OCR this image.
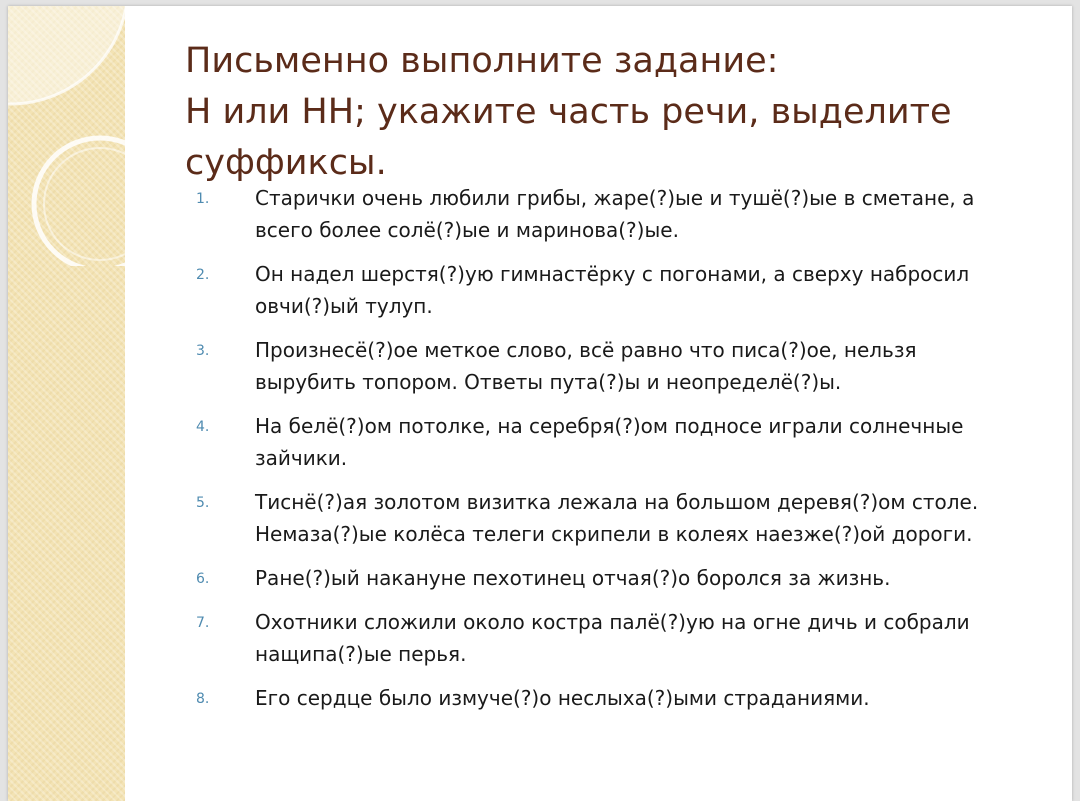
Письменно выполните задание:
Н или НН; укажите часть речи, выделите
суффиксы.
1. Старички очень любили грибы, жаре(?)ые и тушё(?)ые в сметане, а
всего более солё(?)ые и маринова(?)ые.
2. Он надел шерстя(?)ую гимнастёрку с погонами, а сверху набросил
овчи(?)ый тулуп.
3. Произнесё(?)ое меткое слово, всё равно что писа(?)ое, нельзя
вырубить топором. Ответы пута(?)ы и неопределё(?)ы.
4. На белё(?)ом потолке, на серебря(?)ом подносе играли солнечные
зайчики.
5. Тиснё(?)ая золотом визитка лежала на большом деревя(?)ом столе.
Немаза(?)ые колёса телеги скрипели в колеях наезже(?)ой дороги.
6. Ране(?)ый накануне пехотинец отчая(?)о боролся за жизнь.
7. Охотники сложили около костра палё(?)ую на огне дичь и собрали
нащипа(?)ые перья.
8. Его сердце было измуче(?)о неслыха(?)ыми страданиями.
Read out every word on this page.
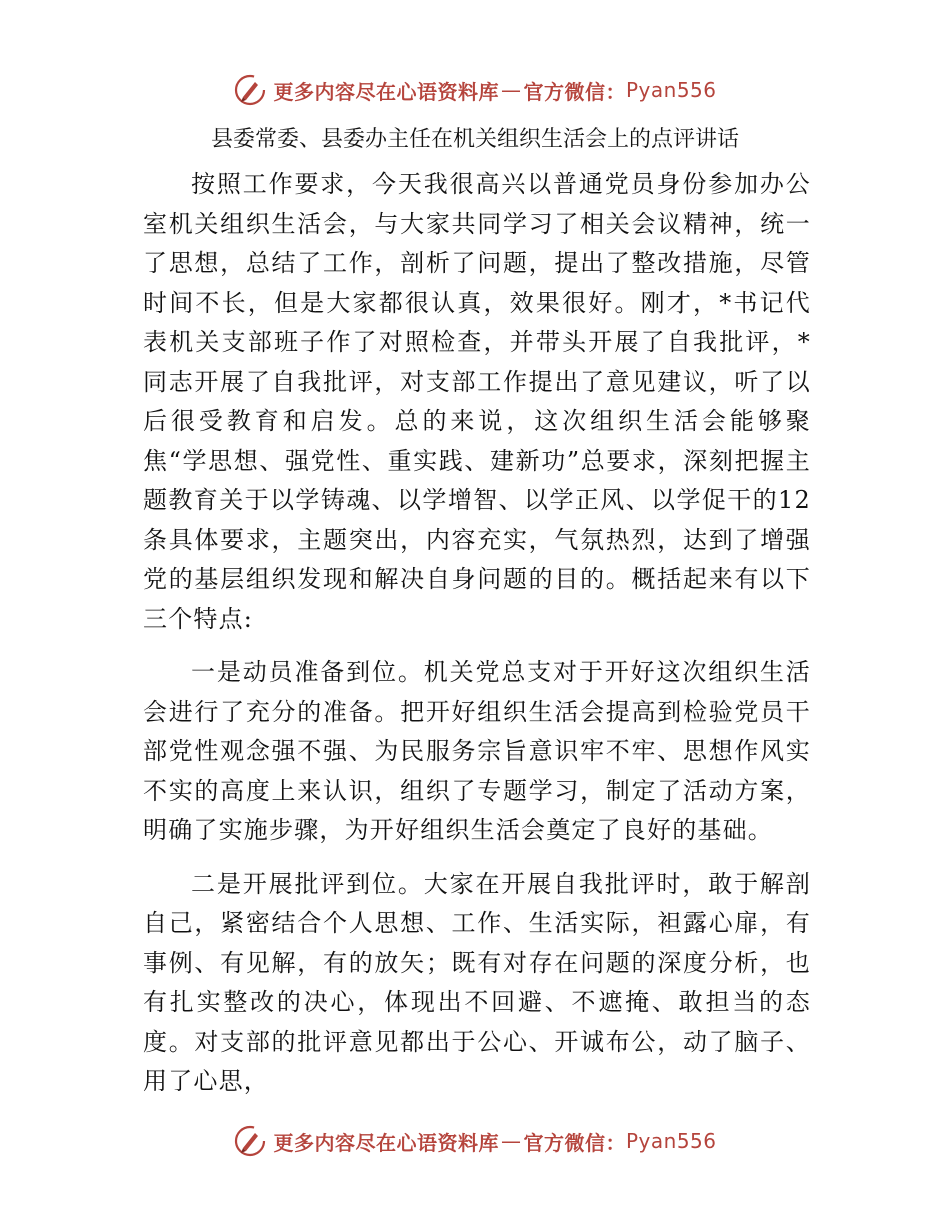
更多内容尽在心语资料库 — 官方微信： Pyan556
县委常委、县委办主任在机关组织生活会上的点评讲话

按照工作要求，今天我很高兴以普通党员身份参加办公室机关组织生活会，与大家共同学习了相关会议精神，统一了思想，总结了工作，剖析了问题，提出了整改措施，尽管时间不长，但是大家都很认真，效果很好。刚才，*书记代表机关支部班子作了对照检查，并带头开展了自我批评，*同志开展了自我批评，对支部工作提出了意见建议，听了以后很受教育和启发。总的来说，这次组织生活会能够聚焦“学思想、强党性、重实践、建新功”总要求，深刻把握主题教育关于以学铸魂、以学增智、以学正风、以学促干的12条具体要求，主题突出，内容充实，气氛热烈，达到了增强党的基层组织发现和解决自身问题的目的。概括起来有以下三个特点:

一是动员准备到位。机关党总支对于开好这次组织生活会进行了充分的准备。把开好组织生活会提高到检验党员干部党性观念强不强、为民服务宗旨意识牢不牢、思想作风实不实的高度上来认识，组织了专题学习，制定了活动方案，明确了实施步骤，为开好组织生活会奠定了良好的基础。

二是开展批评到位。大家在开展自我批评时，敢于解剖自己，紧密结合个人思想、工作、生活实际，袒露心扉，有事例、有见解，有的放矢；既有对存在问题的深度分析，也有扎实整改的决心，体现出不回避、不遮掩、敢担当的态度。对支部的批评意见都出于公心、开诚布公，动了脑子、用了心思，

更多内容尽在心语资料库 — 官方微信： Pyan556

GIVEN REQUEST: Reproduce all of the entries word for word, skipping any pictures they hold.

RESULT OF THE EXERCISE:
OCR this image.
Письменно выполните задание:
Н или НН; укажите часть речи, выделите
суффиксы.
1. Старички очень любили грибы, жаре(?)ые и тушё(?)ые в сметане, а
всего более солё(?)ые и маринова(?)ые.
2. Он надел шерстя(?)ую гимнастёрку с погонами, а сверху набросил
овчи(?)ый тулуп.
3. Произнесё(?)ое меткое слово, всё равно что писа(?)ое, нельзя
вырубить топором. Ответы пута(?)ы и неопределё(?)ы.
4. На белё(?)ом потолке, на серебря(?)ом подносе играли солнечные
зайчики.
5. Тиснё(?)ая золотом визитка лежала на большом деревя(?)ом столе.
Немаза(?)ые колёса телеги скрипели в колеях наезже(?)ой дороги.
6. Ране(?)ый накануне пехотинец отчая(?)о боролся за жизнь.
7. Охотники сложили около костра палё(?)ую на огне дичь и собрали
нащипа(?)ые перья.
8. Его сердце было измуче(?)о неслыха(?)ыми страданиями.
Read out every word on this page.
更多内容尽在心语资料库 — 官方微信： Pyan556
县委常委、县委办主任在机关组织生活会上的点评讲话

按照工作要求，今天我很高兴以普通党员身份参加办公室机关组织生活会，与大家共同学习了相关会议精神，统一了思想，总结了工作，剖析了问题，提出了整改措施，尽管时间不长，但是大家都很认真，效果很好。刚才，*书记代表机关支部班子作了对照检查，并带头开展了自我批评，*同志开展了自我批评，对支部工作提出了意见建议，听了以后很受教育和启发。总的来说，这次组织生活会能够聚焦“学思想、强党性、重实践、建新功”总要求，深刻把握主题教育关于以学铸魂、以学增智、以学正风、以学促干的12条具体要求，主题突出，内容充实，气氛热烈，达到了增强党的基层组织发现和解决自身问题的目的。概括起来有以下三个特点:

一是动员准备到位。机关党总支对于开好这次组织生活会进行了充分的准备。把开好组织生活会提高到检验党员干部党性观念强不强、为民服务宗旨意识牢不牢、思想作风实不实的高度上来认识，组织了专题学习，制定了活动方案，明确了实施步骤，为开好组织生活会奠定了良好的基础。

二是开展批评到位。大家在开展自我批评时，敢于解剖自己，紧密结合个人思想、工作、生活实际，袒露心扉，有事例、有见解，有的放矢；既有对存在问题的深度分析，也有扎实整改的决心，体现出不回避、不遮掩、敢担当的态度。对支部的批评意见都出于公心、开诚布公，动了脑子、用了心思，

更多内容尽在心语资料库 — 官方微信： Pyan556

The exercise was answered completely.